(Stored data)
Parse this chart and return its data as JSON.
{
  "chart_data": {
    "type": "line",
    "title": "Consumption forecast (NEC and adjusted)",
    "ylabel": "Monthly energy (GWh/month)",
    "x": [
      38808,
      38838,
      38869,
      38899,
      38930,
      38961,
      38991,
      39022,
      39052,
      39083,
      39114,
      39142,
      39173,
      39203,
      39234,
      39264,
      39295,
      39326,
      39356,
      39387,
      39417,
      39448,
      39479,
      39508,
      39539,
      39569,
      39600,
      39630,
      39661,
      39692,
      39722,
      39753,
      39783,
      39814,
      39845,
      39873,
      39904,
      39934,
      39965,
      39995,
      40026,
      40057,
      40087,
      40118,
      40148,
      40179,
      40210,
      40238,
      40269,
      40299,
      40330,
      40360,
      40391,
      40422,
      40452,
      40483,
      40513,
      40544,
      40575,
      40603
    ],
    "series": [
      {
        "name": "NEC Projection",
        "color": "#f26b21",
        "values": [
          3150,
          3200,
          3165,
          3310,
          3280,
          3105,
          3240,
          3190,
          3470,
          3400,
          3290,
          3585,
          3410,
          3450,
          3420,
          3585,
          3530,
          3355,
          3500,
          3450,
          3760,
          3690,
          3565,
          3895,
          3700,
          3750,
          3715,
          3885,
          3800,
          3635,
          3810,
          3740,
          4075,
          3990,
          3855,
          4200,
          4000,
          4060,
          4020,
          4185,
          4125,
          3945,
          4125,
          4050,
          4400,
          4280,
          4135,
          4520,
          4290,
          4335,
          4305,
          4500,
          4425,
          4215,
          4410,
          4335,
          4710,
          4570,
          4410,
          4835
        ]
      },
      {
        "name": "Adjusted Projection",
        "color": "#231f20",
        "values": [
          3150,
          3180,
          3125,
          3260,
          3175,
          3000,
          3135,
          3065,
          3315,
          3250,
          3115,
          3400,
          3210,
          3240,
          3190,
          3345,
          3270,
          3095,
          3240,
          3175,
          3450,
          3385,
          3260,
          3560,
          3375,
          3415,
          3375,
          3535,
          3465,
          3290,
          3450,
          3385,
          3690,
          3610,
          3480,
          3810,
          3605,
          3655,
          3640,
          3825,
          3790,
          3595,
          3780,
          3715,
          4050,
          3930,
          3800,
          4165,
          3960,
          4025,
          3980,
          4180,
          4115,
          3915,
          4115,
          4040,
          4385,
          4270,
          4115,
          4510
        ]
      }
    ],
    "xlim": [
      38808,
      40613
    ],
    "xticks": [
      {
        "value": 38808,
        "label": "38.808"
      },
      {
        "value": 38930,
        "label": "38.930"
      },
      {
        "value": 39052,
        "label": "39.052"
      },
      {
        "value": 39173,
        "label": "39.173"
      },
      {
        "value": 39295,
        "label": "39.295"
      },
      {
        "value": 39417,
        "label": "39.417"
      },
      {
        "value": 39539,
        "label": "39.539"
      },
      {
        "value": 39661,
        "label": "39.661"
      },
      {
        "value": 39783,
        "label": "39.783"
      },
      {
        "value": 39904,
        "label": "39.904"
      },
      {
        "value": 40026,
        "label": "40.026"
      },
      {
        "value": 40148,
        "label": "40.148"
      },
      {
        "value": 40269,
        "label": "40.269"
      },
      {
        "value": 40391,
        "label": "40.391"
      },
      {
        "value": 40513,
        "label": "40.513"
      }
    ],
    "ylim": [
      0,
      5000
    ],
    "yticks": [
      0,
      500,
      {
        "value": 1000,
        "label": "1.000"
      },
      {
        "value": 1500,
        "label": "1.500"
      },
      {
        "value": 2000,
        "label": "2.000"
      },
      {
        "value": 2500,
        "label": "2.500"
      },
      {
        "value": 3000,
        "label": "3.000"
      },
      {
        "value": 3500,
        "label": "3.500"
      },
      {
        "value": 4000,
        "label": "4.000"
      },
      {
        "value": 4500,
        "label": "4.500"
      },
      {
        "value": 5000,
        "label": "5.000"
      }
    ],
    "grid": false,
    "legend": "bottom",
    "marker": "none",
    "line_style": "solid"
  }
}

...

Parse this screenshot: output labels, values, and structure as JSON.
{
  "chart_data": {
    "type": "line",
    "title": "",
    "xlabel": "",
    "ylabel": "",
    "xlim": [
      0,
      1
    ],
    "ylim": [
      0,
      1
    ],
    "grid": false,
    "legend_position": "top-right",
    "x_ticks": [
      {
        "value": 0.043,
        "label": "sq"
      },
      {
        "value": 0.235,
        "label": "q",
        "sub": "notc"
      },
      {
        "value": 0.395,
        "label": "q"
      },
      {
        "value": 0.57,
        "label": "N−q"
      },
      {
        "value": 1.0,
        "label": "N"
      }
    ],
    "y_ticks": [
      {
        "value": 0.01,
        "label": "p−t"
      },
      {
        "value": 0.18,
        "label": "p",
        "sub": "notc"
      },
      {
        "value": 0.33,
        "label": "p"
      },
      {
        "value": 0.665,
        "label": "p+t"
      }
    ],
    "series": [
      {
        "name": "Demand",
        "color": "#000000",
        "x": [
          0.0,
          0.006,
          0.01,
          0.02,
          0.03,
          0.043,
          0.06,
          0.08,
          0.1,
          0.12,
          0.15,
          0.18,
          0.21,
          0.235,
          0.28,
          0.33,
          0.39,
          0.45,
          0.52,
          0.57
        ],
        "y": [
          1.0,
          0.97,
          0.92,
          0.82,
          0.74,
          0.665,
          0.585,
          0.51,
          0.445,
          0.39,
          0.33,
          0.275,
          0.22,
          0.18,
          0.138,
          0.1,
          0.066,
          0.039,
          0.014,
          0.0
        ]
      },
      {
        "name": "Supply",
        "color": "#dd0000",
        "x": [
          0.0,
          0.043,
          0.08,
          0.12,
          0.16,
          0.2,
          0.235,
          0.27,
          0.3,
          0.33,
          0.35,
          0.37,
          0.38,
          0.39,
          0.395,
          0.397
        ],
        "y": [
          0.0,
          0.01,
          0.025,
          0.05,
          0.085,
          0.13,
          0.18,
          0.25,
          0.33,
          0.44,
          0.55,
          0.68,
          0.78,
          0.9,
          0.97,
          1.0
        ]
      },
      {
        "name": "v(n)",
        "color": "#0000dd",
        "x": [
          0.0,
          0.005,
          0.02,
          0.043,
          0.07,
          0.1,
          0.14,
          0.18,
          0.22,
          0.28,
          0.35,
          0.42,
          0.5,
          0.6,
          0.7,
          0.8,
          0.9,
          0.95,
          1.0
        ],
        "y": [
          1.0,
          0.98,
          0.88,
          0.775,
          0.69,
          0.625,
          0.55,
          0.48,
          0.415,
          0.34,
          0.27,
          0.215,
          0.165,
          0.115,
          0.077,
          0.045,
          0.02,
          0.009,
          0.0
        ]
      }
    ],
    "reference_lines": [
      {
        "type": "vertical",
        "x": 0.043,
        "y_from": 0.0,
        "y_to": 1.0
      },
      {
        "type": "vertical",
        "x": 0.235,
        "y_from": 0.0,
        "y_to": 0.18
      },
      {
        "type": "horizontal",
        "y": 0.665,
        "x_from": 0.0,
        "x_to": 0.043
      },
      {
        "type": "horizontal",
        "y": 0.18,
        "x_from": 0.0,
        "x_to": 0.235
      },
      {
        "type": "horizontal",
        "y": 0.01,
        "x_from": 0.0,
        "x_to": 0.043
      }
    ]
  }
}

==

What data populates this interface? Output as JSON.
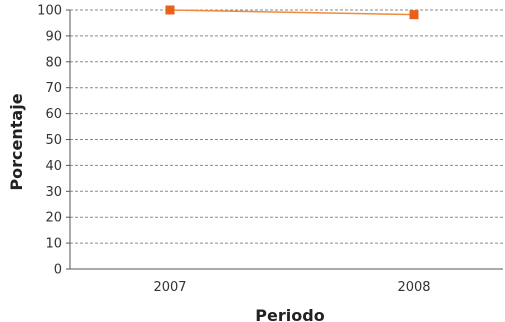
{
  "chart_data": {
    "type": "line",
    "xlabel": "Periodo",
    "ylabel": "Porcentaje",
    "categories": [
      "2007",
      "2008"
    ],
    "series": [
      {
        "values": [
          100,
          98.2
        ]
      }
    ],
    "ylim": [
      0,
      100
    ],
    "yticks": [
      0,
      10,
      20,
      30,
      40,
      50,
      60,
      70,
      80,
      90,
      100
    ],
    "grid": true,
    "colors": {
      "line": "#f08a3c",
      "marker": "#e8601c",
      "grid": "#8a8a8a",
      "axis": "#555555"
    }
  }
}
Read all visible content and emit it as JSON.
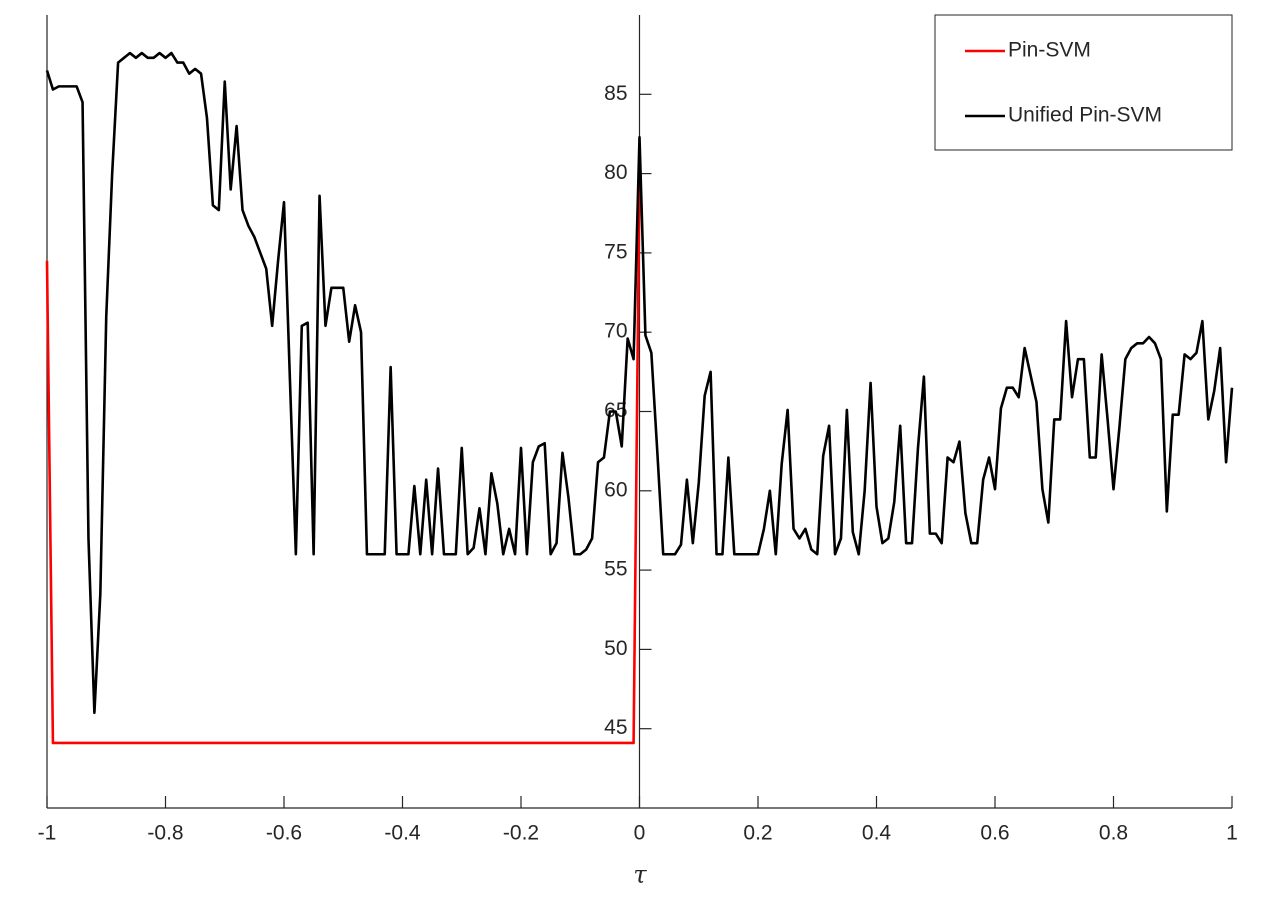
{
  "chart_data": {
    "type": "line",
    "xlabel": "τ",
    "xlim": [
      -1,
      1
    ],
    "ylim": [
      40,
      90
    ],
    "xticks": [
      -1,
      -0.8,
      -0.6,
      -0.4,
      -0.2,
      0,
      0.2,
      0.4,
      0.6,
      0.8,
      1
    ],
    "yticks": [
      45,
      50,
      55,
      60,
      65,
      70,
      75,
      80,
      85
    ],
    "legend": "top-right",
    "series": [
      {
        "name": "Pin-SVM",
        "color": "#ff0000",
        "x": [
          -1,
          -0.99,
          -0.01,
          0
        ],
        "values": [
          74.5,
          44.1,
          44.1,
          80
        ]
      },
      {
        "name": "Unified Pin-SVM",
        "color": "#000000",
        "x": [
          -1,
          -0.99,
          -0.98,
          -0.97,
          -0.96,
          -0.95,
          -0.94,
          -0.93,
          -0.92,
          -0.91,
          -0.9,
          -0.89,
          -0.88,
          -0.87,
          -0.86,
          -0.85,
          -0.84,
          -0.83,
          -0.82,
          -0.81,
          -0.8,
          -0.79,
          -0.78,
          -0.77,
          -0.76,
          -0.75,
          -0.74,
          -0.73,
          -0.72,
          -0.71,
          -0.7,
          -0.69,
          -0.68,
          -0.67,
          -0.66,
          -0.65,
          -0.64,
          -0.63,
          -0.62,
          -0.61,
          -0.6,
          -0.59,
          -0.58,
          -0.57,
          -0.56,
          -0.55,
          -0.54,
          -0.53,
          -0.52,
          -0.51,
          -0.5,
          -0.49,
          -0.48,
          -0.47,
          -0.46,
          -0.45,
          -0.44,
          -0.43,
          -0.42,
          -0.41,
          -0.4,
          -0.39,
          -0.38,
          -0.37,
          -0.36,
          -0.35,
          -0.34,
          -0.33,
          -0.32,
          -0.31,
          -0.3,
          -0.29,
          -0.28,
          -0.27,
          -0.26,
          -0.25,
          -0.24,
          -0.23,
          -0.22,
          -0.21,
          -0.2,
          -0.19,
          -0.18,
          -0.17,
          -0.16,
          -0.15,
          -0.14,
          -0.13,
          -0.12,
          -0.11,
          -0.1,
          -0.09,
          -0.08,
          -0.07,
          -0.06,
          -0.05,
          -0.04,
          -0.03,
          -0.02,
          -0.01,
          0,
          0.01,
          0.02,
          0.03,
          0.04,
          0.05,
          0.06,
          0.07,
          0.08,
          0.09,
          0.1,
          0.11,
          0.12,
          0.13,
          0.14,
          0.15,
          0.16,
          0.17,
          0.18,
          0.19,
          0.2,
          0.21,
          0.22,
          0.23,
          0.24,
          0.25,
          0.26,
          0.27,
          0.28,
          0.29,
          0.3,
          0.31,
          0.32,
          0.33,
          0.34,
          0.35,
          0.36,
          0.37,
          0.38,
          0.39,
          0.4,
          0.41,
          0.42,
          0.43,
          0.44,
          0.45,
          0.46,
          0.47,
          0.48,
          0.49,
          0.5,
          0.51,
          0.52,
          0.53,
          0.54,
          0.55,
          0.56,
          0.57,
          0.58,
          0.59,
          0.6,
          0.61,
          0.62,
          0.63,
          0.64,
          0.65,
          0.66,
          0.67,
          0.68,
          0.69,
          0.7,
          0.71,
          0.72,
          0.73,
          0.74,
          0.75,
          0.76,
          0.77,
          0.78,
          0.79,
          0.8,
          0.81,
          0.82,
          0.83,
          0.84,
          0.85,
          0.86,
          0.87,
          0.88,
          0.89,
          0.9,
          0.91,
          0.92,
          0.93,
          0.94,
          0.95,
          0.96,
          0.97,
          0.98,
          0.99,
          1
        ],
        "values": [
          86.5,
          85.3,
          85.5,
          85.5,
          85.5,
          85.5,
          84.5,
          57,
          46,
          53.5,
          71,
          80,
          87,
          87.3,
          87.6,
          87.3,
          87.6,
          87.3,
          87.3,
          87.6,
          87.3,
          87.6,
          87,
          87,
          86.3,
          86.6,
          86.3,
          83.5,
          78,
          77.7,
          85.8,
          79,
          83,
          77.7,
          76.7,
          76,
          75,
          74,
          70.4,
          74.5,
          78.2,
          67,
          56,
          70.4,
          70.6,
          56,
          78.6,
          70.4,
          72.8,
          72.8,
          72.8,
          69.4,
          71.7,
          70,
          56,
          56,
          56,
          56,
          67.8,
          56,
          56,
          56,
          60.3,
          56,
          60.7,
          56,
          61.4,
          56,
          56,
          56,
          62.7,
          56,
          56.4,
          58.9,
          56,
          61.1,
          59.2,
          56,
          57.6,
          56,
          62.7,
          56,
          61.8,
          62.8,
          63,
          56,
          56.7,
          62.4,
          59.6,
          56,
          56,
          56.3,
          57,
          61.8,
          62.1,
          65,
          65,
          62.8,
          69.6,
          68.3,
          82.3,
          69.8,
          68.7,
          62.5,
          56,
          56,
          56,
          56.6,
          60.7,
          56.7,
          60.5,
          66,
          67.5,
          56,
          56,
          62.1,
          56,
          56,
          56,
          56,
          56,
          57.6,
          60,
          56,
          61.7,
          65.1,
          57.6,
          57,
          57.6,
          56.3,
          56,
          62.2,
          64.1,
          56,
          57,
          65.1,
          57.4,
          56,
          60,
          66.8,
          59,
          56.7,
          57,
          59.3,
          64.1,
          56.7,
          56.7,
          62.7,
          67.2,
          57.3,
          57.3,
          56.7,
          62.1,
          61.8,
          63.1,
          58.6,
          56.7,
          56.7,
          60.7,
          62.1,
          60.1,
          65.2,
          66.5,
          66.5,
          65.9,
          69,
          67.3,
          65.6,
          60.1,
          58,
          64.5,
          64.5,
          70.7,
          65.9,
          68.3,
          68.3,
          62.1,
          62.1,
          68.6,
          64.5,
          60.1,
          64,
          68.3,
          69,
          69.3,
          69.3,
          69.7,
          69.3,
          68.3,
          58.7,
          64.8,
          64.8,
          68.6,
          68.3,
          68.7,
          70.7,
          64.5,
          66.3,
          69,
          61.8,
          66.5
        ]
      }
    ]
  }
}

Task brief: Look for the word "this" in every line of the listing and copy the lines that have it.

Complete response:
Parse this chart and return its data as JSON.
Parse this screenshot: output labels, values, and structure as JSON.
What data populates this interface? Output as JSON.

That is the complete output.